Data entries:
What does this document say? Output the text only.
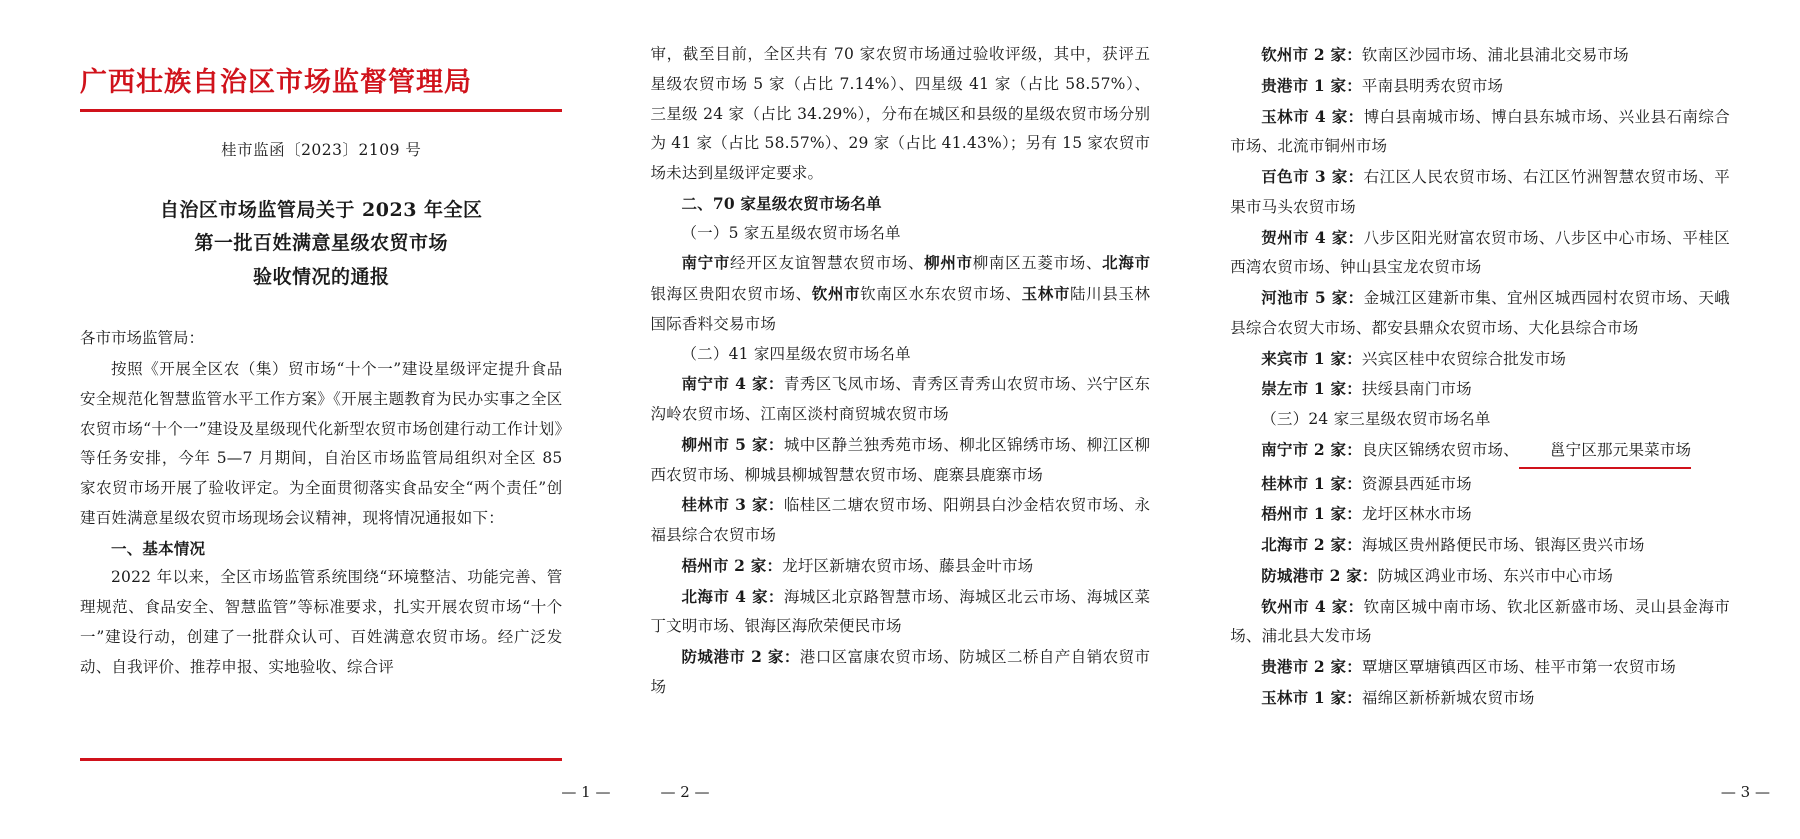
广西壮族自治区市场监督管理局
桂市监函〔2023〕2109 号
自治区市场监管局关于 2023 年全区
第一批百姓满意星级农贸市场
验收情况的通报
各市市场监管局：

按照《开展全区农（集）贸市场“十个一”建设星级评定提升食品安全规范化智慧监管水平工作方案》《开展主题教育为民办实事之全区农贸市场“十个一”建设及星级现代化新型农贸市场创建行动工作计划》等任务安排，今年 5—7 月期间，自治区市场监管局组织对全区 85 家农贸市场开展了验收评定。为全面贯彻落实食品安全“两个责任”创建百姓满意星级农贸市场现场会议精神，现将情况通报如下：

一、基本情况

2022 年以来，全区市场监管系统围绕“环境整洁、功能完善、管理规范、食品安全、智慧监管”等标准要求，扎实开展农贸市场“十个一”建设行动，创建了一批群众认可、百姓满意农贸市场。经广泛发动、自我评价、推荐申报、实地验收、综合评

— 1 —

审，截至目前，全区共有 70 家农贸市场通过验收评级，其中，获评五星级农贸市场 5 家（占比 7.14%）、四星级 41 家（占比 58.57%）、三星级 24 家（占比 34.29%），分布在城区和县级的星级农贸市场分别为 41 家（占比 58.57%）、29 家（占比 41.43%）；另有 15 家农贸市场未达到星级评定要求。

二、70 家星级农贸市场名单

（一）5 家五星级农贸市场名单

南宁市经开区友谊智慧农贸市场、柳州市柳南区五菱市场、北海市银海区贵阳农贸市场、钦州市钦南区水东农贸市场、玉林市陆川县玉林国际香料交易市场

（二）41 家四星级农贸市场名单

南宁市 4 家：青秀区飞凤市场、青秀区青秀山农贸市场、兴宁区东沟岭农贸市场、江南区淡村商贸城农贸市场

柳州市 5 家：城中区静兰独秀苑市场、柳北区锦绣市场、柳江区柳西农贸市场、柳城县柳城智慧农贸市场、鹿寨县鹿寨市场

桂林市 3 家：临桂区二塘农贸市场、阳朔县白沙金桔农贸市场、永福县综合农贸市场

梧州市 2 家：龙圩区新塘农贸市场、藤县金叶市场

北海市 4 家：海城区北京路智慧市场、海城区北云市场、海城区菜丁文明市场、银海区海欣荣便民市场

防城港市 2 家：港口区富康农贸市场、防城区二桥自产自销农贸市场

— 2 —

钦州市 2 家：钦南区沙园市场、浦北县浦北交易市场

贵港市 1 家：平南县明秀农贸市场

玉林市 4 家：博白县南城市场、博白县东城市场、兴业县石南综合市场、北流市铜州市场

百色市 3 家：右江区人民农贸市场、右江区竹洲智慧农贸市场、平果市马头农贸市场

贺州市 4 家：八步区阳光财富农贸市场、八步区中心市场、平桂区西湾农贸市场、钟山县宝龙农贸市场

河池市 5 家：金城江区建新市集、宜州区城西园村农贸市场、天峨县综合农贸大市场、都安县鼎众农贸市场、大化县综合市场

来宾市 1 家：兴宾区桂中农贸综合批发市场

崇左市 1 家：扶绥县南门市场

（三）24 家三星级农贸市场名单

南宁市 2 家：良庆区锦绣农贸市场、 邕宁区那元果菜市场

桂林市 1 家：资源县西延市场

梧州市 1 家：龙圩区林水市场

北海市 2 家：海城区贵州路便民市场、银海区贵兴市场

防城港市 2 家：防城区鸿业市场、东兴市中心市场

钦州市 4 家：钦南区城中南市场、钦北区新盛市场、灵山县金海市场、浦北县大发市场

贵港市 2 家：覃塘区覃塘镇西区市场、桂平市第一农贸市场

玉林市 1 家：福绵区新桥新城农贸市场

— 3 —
---
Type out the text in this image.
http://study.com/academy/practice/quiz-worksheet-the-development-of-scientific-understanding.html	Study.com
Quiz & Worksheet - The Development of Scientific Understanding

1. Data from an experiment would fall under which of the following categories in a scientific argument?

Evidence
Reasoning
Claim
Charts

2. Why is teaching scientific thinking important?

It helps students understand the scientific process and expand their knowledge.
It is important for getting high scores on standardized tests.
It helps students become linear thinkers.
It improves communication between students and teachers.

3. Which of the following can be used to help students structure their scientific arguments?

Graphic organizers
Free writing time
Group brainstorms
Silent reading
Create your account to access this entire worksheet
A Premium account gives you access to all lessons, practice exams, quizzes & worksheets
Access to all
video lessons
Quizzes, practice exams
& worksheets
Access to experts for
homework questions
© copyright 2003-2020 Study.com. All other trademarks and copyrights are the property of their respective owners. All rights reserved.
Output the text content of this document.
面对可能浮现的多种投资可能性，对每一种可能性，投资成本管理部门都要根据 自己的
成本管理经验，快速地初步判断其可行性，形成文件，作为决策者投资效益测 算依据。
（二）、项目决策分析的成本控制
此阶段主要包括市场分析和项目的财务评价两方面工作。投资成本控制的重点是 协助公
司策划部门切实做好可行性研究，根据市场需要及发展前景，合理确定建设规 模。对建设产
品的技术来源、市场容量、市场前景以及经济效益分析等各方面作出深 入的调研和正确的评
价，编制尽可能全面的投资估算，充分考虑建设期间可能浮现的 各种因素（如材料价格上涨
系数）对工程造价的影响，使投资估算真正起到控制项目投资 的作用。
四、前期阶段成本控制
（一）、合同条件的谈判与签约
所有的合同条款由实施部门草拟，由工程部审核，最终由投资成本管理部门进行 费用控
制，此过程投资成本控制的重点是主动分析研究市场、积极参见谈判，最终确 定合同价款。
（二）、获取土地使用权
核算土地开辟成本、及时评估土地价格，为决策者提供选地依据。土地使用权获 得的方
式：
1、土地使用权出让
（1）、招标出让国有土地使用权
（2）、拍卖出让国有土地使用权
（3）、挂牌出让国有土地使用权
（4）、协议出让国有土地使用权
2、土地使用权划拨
--
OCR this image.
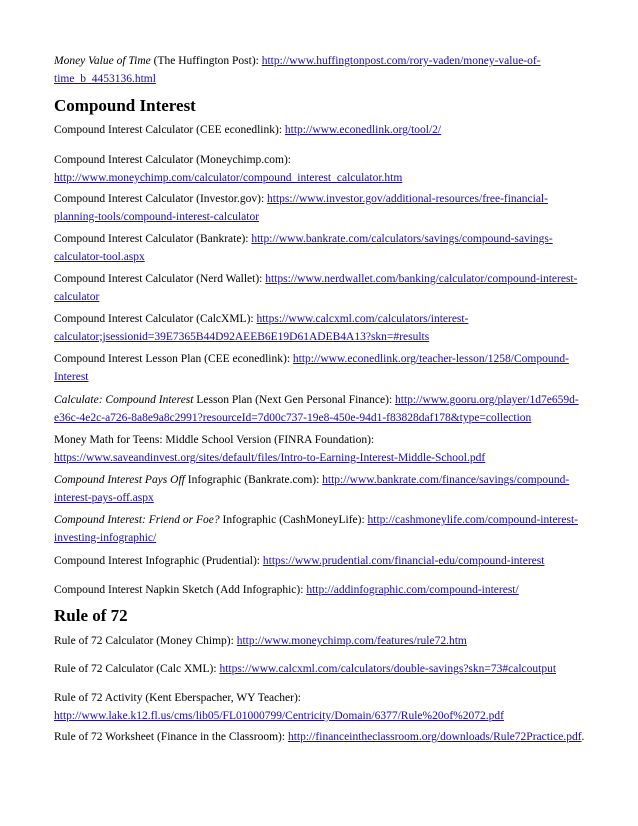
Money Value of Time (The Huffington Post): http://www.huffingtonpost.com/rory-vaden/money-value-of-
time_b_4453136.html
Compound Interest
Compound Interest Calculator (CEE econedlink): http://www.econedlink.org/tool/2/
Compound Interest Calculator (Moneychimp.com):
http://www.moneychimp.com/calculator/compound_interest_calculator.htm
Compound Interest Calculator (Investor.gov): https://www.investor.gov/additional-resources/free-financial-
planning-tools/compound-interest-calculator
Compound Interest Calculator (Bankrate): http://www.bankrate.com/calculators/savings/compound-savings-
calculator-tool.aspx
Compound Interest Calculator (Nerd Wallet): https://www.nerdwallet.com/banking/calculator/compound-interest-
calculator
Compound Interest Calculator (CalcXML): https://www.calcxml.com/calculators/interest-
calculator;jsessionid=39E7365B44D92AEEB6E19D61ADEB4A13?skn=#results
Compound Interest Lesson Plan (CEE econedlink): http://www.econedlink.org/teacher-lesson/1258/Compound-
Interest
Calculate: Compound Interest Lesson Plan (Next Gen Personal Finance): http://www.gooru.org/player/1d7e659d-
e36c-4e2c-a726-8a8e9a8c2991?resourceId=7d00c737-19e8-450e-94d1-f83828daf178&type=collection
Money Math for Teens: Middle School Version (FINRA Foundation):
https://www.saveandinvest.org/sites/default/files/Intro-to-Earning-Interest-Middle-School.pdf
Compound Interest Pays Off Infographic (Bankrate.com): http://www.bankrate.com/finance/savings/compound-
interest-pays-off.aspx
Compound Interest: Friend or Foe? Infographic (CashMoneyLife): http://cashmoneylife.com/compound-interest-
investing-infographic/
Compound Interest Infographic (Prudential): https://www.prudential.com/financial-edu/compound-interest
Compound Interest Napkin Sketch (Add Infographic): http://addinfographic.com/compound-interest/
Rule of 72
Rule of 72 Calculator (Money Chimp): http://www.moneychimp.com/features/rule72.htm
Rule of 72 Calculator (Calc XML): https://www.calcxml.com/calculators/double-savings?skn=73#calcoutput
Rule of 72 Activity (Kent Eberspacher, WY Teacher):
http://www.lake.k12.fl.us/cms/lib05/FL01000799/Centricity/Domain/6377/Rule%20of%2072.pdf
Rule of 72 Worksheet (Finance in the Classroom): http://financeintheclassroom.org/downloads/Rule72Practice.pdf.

Problem description:
For each line in the data above that contains the string "econedlink", extract the line.

Solution to this exercise:
Compound Interest Calculator (CEE econedlink): http://www.econedlink.org/tool/2/
Compound Interest Lesson Plan (CEE econedlink): http://www.econedlink.org/teacher-lesson/1258/Compound-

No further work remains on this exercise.